*Exercise goal*
Provide only the number of lines in the records below that include "colors".

*Task material*
########################################

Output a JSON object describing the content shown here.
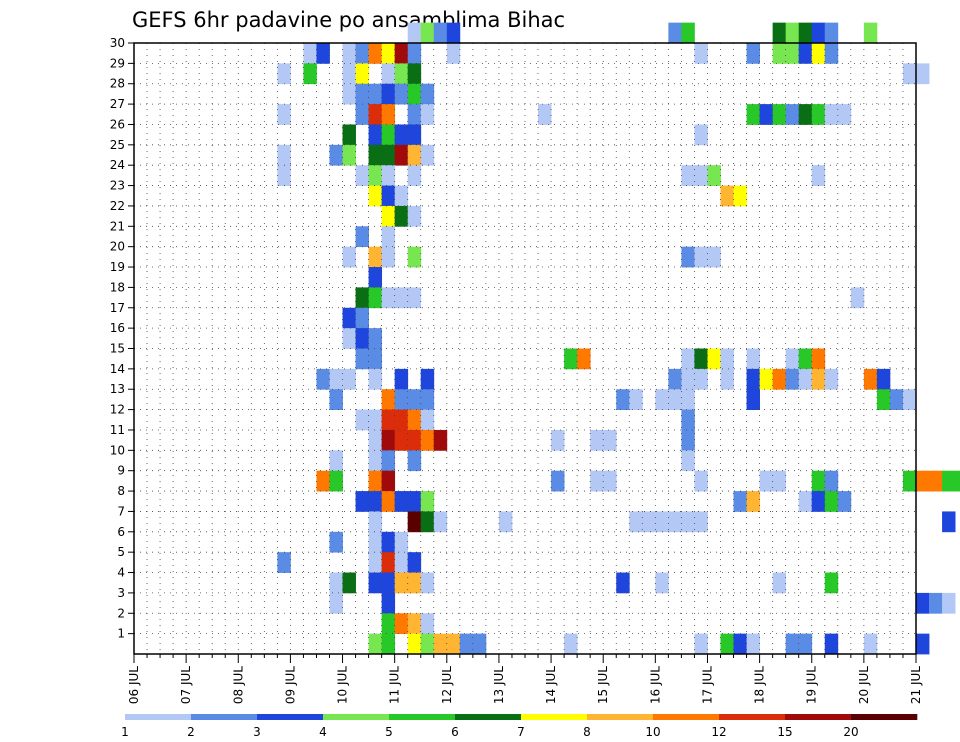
{
  "chart_data": {
    "type": "heatmap",
    "title": "GEFS 6hr padavine po ansamblima Bihac",
    "x_tick_labels": [
      "06 JUL",
      "07 JUL",
      "08 JUL",
      "09 JUL",
      "10 JUL",
      "11 JUL",
      "12 JUL",
      "13 JUL",
      "14 JUL",
      "15 JUL",
      "16 JUL",
      "17 JUL",
      "18 JUL",
      "19 JUL",
      "20 JUL",
      "21 JUL"
    ],
    "y_tick_labels": [
      "1",
      "2",
      "3",
      "4",
      "5",
      "6",
      "7",
      "8",
      "9",
      "10",
      "11",
      "12",
      "13",
      "14",
      "15",
      "16",
      "17",
      "18",
      "19",
      "20",
      "21",
      "22",
      "23",
      "24",
      "25",
      "26",
      "27",
      "28",
      "29",
      "30"
    ],
    "x_range": [
      "06 JUL",
      "21 JUL"
    ],
    "y_range": [
      0,
      30
    ],
    "grid": true,
    "color_levels": [
      1,
      2,
      3,
      4,
      5,
      6,
      7,
      8,
      10,
      12,
      15,
      20
    ],
    "color_level_labels": [
      "1",
      "2",
      "3",
      "4",
      "5",
      "6",
      "7",
      "8",
      "10",
      "12",
      "15",
      "20"
    ],
    "colors": [
      "#b4c8f5",
      "#5a8ce6",
      "#1e46dc",
      "#78e650",
      "#28c828",
      "#0a6e14",
      "#ffff00",
      "#ffb432",
      "#ff7800",
      "#dc2d0a",
      "#a00a0a",
      "#5a0000"
    ],
    "unit_note": "column index = 6-hour step from 06 JUL 00z; row = ensemble member; value = level index into colors",
    "cells": [
      [
        30,
        21,
        1
      ],
      [
        30,
        22,
        4
      ],
      [
        30,
        23,
        2
      ],
      [
        30,
        24,
        3
      ],
      [
        30,
        41,
        2
      ],
      [
        30,
        42,
        5
      ],
      [
        30,
        49,
        6
      ],
      [
        30,
        50,
        4
      ],
      [
        30,
        51,
        6
      ],
      [
        30,
        52,
        3
      ],
      [
        30,
        53,
        2
      ],
      [
        30,
        56,
        4
      ],
      [
        29,
        13,
        1
      ],
      [
        29,
        14,
        3
      ],
      [
        29,
        16,
        1
      ],
      [
        29,
        17,
        2
      ],
      [
        29,
        18,
        9
      ],
      [
        29,
        19,
        7
      ],
      [
        29,
        20,
        11
      ],
      [
        29,
        21,
        2
      ],
      [
        29,
        24,
        1
      ],
      [
        29,
        43,
        1
      ],
      [
        29,
        47,
        2
      ],
      [
        29,
        49,
        4
      ],
      [
        29,
        50,
        4
      ],
      [
        29,
        51,
        3
      ],
      [
        29,
        52,
        7
      ],
      [
        29,
        53,
        2
      ],
      [
        28,
        11,
        1
      ],
      [
        28,
        13,
        5
      ],
      [
        28,
        16,
        1
      ],
      [
        28,
        17,
        7
      ],
      [
        28,
        19,
        1
      ],
      [
        28,
        20,
        4
      ],
      [
        28,
        21,
        6
      ],
      [
        28,
        59,
        1
      ],
      [
        28,
        60,
        1
      ],
      [
        27,
        16,
        1
      ],
      [
        27,
        17,
        2
      ],
      [
        27,
        18,
        2
      ],
      [
        27,
        19,
        3
      ],
      [
        27,
        20,
        2
      ],
      [
        27,
        21,
        5
      ],
      [
        27,
        22,
        2
      ],
      [
        26,
        11,
        1
      ],
      [
        26,
        17,
        2
      ],
      [
        26,
        18,
        10
      ],
      [
        26,
        19,
        9
      ],
      [
        26,
        21,
        2
      ],
      [
        26,
        22,
        1
      ],
      [
        26,
        31,
        1
      ],
      [
        26,
        47,
        5
      ],
      [
        26,
        48,
        3
      ],
      [
        26,
        49,
        5
      ],
      [
        26,
        50,
        2
      ],
      [
        26,
        51,
        6
      ],
      [
        26,
        52,
        5
      ],
      [
        26,
        53,
        1
      ],
      [
        26,
        54,
        1
      ],
      [
        25,
        16,
        6
      ],
      [
        25,
        18,
        3
      ],
      [
        25,
        19,
        5
      ],
      [
        25,
        20,
        3
      ],
      [
        25,
        21,
        3
      ],
      [
        25,
        43,
        1
      ],
      [
        24,
        11,
        1
      ],
      [
        24,
        15,
        2
      ],
      [
        24,
        16,
        4
      ],
      [
        24,
        18,
        6
      ],
      [
        24,
        19,
        6
      ],
      [
        24,
        20,
        11
      ],
      [
        24,
        21,
        8
      ],
      [
        24,
        22,
        1
      ],
      [
        23,
        11,
        1
      ],
      [
        23,
        17,
        1
      ],
      [
        23,
        18,
        4
      ],
      [
        23,
        19,
        1
      ],
      [
        23,
        21,
        1
      ],
      [
        23,
        42,
        1
      ],
      [
        23,
        43,
        1
      ],
      [
        23,
        44,
        4
      ],
      [
        23,
        52,
        1
      ],
      [
        23,
        65,
        1
      ],
      [
        23,
        66,
        2
      ],
      [
        22,
        18,
        7
      ],
      [
        22,
        19,
        3
      ],
      [
        22,
        20,
        1
      ],
      [
        22,
        45,
        8
      ],
      [
        22,
        46,
        7
      ],
      [
        22,
        66,
        1
      ],
      [
        21,
        19,
        7
      ],
      [
        21,
        20,
        6
      ],
      [
        21,
        21,
        1
      ],
      [
        20,
        17,
        2
      ],
      [
        20,
        19,
        1
      ],
      [
        19,
        16,
        1
      ],
      [
        19,
        18,
        8
      ],
      [
        19,
        19,
        1
      ],
      [
        19,
        21,
        4
      ],
      [
        19,
        42,
        2
      ],
      [
        19,
        43,
        1
      ],
      [
        19,
        44,
        1
      ],
      [
        18,
        18,
        3
      ],
      [
        17,
        17,
        6
      ],
      [
        17,
        18,
        5
      ],
      [
        17,
        19,
        1
      ],
      [
        17,
        20,
        1
      ],
      [
        17,
        21,
        1
      ],
      [
        17,
        55,
        1
      ],
      [
        16,
        16,
        3
      ],
      [
        16,
        17,
        2
      ],
      [
        15,
        16,
        1
      ],
      [
        15,
        17,
        3
      ],
      [
        15,
        18,
        2
      ],
      [
        14,
        17,
        2
      ],
      [
        14,
        18,
        2
      ],
      [
        14,
        33,
        5
      ],
      [
        14,
        34,
        9
      ],
      [
        14,
        42,
        1
      ],
      [
        14,
        43,
        6
      ],
      [
        14,
        44,
        7
      ],
      [
        14,
        45,
        1
      ],
      [
        14,
        47,
        1
      ],
      [
        14,
        50,
        1
      ],
      [
        14,
        51,
        5
      ],
      [
        14,
        52,
        9
      ],
      [
        13,
        14,
        2
      ],
      [
        13,
        15,
        1
      ],
      [
        13,
        16,
        1
      ],
      [
        13,
        18,
        1
      ],
      [
        13,
        20,
        3
      ],
      [
        13,
        22,
        3
      ],
      [
        13,
        41,
        2
      ],
      [
        13,
        42,
        1
      ],
      [
        13,
        43,
        1
      ],
      [
        13,
        45,
        1
      ],
      [
        13,
        47,
        3
      ],
      [
        13,
        48,
        7
      ],
      [
        13,
        49,
        9
      ],
      [
        13,
        50,
        2
      ],
      [
        13,
        51,
        1
      ],
      [
        13,
        52,
        8
      ],
      [
        13,
        53,
        1
      ],
      [
        13,
        56,
        9
      ],
      [
        13,
        57,
        3
      ],
      [
        13,
        69,
        2
      ],
      [
        12,
        15,
        2
      ],
      [
        12,
        19,
        9
      ],
      [
        12,
        20,
        2
      ],
      [
        12,
        21,
        2
      ],
      [
        12,
        22,
        2
      ],
      [
        12,
        37,
        2
      ],
      [
        12,
        38,
        1
      ],
      [
        12,
        40,
        1
      ],
      [
        12,
        41,
        1
      ],
      [
        12,
        42,
        1
      ],
      [
        12,
        47,
        3
      ],
      [
        12,
        57,
        5
      ],
      [
        12,
        58,
        2
      ],
      [
        12,
        59,
        1
      ],
      [
        11,
        17,
        1
      ],
      [
        11,
        18,
        1
      ],
      [
        11,
        19,
        10
      ],
      [
        11,
        20,
        10
      ],
      [
        11,
        21,
        9
      ],
      [
        11,
        22,
        1
      ],
      [
        11,
        42,
        2
      ],
      [
        10,
        18,
        1
      ],
      [
        10,
        19,
        11
      ],
      [
        10,
        20,
        10
      ],
      [
        10,
        21,
        10
      ],
      [
        10,
        22,
        9
      ],
      [
        10,
        23,
        11
      ],
      [
        10,
        32,
        1
      ],
      [
        10,
        35,
        1
      ],
      [
        10,
        36,
        1
      ],
      [
        10,
        42,
        2
      ],
      [
        9,
        15,
        1
      ],
      [
        9,
        18,
        1
      ],
      [
        9,
        19,
        2
      ],
      [
        9,
        21,
        2
      ],
      [
        9,
        42,
        1
      ],
      [
        9,
        69,
        1
      ],
      [
        8,
        14,
        9
      ],
      [
        8,
        15,
        5
      ],
      [
        8,
        18,
        9
      ],
      [
        8,
        19,
        11
      ],
      [
        8,
        32,
        2
      ],
      [
        8,
        35,
        1
      ],
      [
        8,
        36,
        1
      ],
      [
        8,
        43,
        1
      ],
      [
        8,
        48,
        1
      ],
      [
        8,
        49,
        1
      ],
      [
        8,
        52,
        5
      ],
      [
        8,
        53,
        2
      ],
      [
        8,
        59,
        5
      ],
      [
        8,
        60,
        9
      ],
      [
        8,
        61,
        9
      ],
      [
        8,
        62,
        5
      ],
      [
        8,
        63,
        5
      ],
      [
        7,
        17,
        3
      ],
      [
        7,
        18,
        3
      ],
      [
        7,
        19,
        9
      ],
      [
        7,
        20,
        3
      ],
      [
        7,
        21,
        3
      ],
      [
        7,
        22,
        4
      ],
      [
        7,
        46,
        2
      ],
      [
        7,
        47,
        8
      ],
      [
        7,
        51,
        1
      ],
      [
        7,
        52,
        3
      ],
      [
        7,
        53,
        5
      ],
      [
        7,
        54,
        2
      ],
      [
        6,
        18,
        1
      ],
      [
        6,
        21,
        12
      ],
      [
        6,
        22,
        6
      ],
      [
        6,
        23,
        1
      ],
      [
        6,
        28,
        1
      ],
      [
        6,
        38,
        1
      ],
      [
        6,
        39,
        1
      ],
      [
        6,
        40,
        1
      ],
      [
        6,
        41,
        1
      ],
      [
        6,
        42,
        1
      ],
      [
        6,
        43,
        1
      ],
      [
        6,
        62,
        3
      ],
      [
        5,
        15,
        2
      ],
      [
        5,
        18,
        1
      ],
      [
        5,
        19,
        3
      ],
      [
        5,
        20,
        1
      ],
      [
        4,
        11,
        2
      ],
      [
        4,
        18,
        1
      ],
      [
        4,
        19,
        10
      ],
      [
        4,
        20,
        1
      ],
      [
        4,
        21,
        3
      ],
      [
        4,
        66,
        2
      ],
      [
        3,
        15,
        1
      ],
      [
        3,
        16,
        6
      ],
      [
        3,
        18,
        3
      ],
      [
        3,
        19,
        3
      ],
      [
        3,
        20,
        8
      ],
      [
        3,
        21,
        8
      ],
      [
        3,
        22,
        1
      ],
      [
        3,
        37,
        3
      ],
      [
        3,
        40,
        1
      ],
      [
        3,
        49,
        1
      ],
      [
        3,
        53,
        5
      ],
      [
        3,
        69,
        6
      ],
      [
        2,
        15,
        1
      ],
      [
        2,
        19,
        3
      ],
      [
        2,
        60,
        3
      ],
      [
        2,
        61,
        2
      ],
      [
        2,
        62,
        1
      ],
      [
        2,
        64,
        5
      ],
      [
        2,
        65,
        3
      ],
      [
        2,
        69,
        9
      ],
      [
        1,
        19,
        5
      ],
      [
        1,
        20,
        9
      ],
      [
        1,
        21,
        8
      ],
      [
        1,
        22,
        1
      ],
      [
        1,
        69,
        1
      ],
      [
        0,
        18,
        4
      ],
      [
        0,
        19,
        5
      ],
      [
        0,
        21,
        7
      ],
      [
        0,
        22,
        4
      ],
      [
        0,
        23,
        8
      ],
      [
        0,
        24,
        8
      ],
      [
        0,
        25,
        2
      ],
      [
        0,
        26,
        2
      ],
      [
        0,
        33,
        1
      ],
      [
        0,
        43,
        1
      ],
      [
        0,
        45,
        5
      ],
      [
        0,
        46,
        3
      ],
      [
        0,
        47,
        1
      ],
      [
        0,
        50,
        2
      ],
      [
        0,
        51,
        2
      ],
      [
        0,
        53,
        3
      ],
      [
        0,
        56,
        1
      ],
      [
        0,
        60,
        3
      ],
      [
        0,
        64,
        1
      ],
      [
        0,
        65,
        5
      ],
      [
        0,
        66,
        1
      ],
      [
        0,
        68,
        5
      ],
      [
        0,
        69,
        1
      ]
    ]
  }
}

########################################

*Output below*
2